Data listing »
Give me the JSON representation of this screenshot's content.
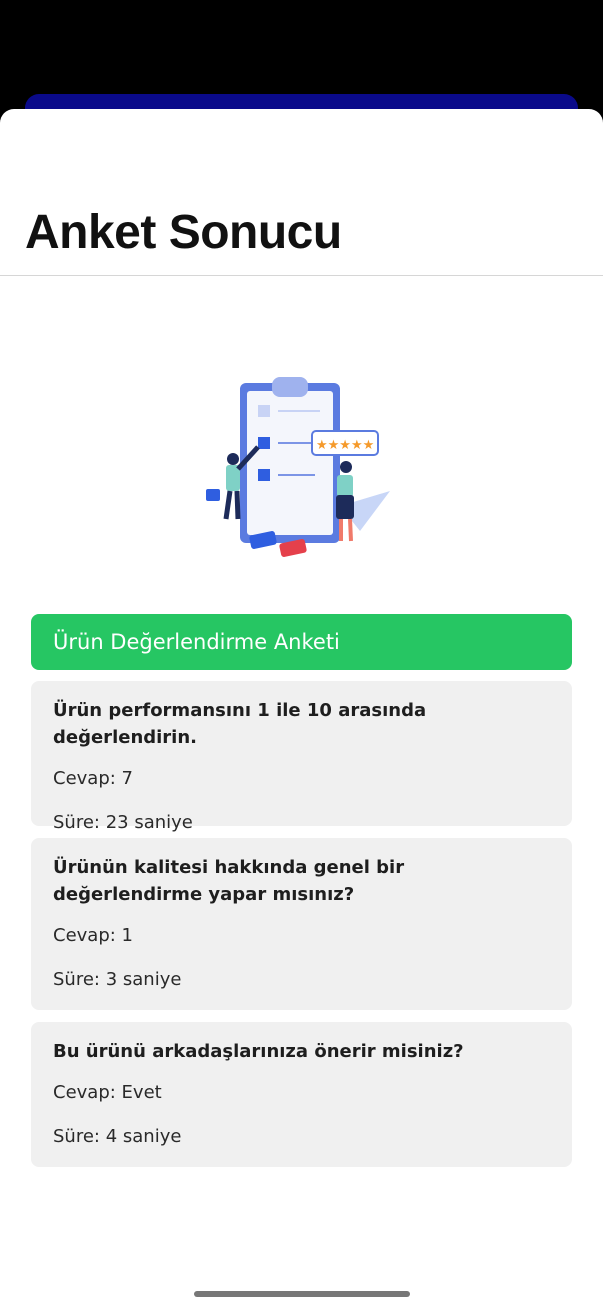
{
  "page": {
    "title": "Anket Sonucu"
  },
  "survey": {
    "title": "Ürün Değerlendirme Anketi",
    "questions": [
      {
        "question": "Ürün performansını 1 ile 10 arasında değerlendirin.",
        "answer": "Cevap: 7",
        "duration": "Süre: 23 saniye"
      },
      {
        "question": "Ürünün kalitesi hakkında genel bir değerlendirme yapar mısınız?",
        "answer": "Cevap: 1",
        "duration": "Süre: 3 saniye"
      },
      {
        "question": "Bu ürünü arkadaşlarınıza önerir misiniz?",
        "answer": "Cevap: Evet",
        "duration": "Süre: 4 saniye"
      }
    ]
  },
  "colors": {
    "accent": "#26c663",
    "card": "#f0f0f0",
    "backdrop": "#0a0a8a"
  }
}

Exercise instructions »
Take the listing above and print it exactly, apart from the pictures.

Output below »
Give me the JSON representation of this screenshot's content.
{
  "page": {
    "title": "Anket Sonucu"
  },
  "survey": {
    "title": "Ürün Değerlendirme Anketi",
    "questions": [
      {
        "question": "Ürün performansını 1 ile 10 arasında değerlendirin.",
        "answer": "Cevap: 7",
        "duration": "Süre: 23 saniye"
      },
      {
        "question": "Ürünün kalitesi hakkında genel bir değerlendirme yapar mısınız?",
        "answer": "Cevap: 1",
        "duration": "Süre: 3 saniye"
      },
      {
        "question": "Bu ürünü arkadaşlarınıza önerir misiniz?",
        "answer": "Cevap: Evet",
        "duration": "Süre: 4 saniye"
      }
    ]
  },
  "colors": {
    "accent": "#26c663",
    "card": "#f0f0f0",
    "backdrop": "#0a0a8a"
  }
}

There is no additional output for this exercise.